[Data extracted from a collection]
╭──

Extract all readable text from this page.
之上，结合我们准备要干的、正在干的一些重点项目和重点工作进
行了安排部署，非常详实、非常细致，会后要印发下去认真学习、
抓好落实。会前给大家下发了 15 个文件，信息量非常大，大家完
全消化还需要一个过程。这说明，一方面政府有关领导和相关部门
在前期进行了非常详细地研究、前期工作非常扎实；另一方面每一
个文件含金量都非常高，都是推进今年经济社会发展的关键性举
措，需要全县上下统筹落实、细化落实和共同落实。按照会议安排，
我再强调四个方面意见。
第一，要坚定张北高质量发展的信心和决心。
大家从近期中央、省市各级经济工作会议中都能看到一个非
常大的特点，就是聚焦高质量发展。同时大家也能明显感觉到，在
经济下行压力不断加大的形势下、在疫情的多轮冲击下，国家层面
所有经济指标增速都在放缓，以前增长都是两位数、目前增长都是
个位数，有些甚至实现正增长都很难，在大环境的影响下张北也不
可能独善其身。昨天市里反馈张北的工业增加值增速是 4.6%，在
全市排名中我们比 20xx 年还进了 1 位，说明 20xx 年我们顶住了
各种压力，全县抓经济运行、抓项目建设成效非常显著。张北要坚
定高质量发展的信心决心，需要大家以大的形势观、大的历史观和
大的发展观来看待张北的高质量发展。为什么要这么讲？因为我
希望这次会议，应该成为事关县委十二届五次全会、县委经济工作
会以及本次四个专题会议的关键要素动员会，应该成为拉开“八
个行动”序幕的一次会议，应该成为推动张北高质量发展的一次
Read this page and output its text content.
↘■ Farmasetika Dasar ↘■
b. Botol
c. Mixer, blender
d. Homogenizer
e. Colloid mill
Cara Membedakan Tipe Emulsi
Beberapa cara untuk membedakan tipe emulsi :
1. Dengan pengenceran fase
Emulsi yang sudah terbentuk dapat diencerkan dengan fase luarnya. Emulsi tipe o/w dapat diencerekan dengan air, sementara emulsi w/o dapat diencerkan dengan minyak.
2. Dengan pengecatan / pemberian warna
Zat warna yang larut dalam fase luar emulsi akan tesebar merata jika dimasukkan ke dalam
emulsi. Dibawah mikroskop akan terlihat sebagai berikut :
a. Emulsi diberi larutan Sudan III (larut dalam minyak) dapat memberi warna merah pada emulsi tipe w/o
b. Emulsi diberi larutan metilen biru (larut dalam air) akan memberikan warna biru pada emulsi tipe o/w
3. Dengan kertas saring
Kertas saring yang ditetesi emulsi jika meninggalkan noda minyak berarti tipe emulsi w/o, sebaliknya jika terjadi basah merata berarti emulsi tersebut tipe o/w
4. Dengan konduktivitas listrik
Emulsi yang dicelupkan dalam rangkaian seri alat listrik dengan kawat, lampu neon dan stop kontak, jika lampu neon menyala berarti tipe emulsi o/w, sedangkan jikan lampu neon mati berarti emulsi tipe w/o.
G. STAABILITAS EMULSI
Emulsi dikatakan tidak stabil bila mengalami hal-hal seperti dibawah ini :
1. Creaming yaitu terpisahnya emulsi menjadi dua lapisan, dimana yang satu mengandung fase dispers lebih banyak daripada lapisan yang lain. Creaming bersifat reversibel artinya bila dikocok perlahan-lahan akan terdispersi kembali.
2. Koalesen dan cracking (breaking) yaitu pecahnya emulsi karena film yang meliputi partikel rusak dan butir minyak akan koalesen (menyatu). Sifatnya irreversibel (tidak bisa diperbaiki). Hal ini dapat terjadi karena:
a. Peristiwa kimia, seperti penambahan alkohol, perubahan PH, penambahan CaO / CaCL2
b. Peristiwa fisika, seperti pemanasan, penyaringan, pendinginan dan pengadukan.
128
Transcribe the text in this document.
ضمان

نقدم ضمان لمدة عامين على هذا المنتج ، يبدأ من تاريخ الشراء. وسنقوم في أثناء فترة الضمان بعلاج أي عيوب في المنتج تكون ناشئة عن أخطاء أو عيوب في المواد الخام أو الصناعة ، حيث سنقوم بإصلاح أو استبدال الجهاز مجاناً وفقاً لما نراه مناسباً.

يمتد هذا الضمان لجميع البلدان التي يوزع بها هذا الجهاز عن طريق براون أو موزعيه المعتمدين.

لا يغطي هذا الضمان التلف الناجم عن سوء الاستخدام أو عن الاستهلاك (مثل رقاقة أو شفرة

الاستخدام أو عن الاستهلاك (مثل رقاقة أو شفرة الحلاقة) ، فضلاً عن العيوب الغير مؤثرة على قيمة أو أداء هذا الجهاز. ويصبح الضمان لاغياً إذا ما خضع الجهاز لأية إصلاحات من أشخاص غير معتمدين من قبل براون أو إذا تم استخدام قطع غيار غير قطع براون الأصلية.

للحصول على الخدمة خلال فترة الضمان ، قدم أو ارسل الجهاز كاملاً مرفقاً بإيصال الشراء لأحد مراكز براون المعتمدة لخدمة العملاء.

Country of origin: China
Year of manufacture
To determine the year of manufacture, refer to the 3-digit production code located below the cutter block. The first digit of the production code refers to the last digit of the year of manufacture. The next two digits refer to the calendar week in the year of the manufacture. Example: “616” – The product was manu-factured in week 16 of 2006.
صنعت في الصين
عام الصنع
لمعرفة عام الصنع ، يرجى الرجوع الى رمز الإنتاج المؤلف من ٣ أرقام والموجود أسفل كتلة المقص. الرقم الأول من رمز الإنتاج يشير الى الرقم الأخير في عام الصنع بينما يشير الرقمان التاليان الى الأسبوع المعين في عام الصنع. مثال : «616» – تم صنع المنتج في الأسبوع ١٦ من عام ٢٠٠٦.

╰──

• **Exercise task**: Go through the lines above. Select every one that has the string "seperti".

• **Solution**:
Emulsi dikatakan tidak stabil bila mengalami hal-hal seperti dibawah ini :
a. Peristiwa kimia, seperti penambahan alkohol, perubahan PH, penambahan CaO / CaCL2
b. Peristiwa fisika, seperti pemanasan, penyaringan, pendinginan dan pengadukan.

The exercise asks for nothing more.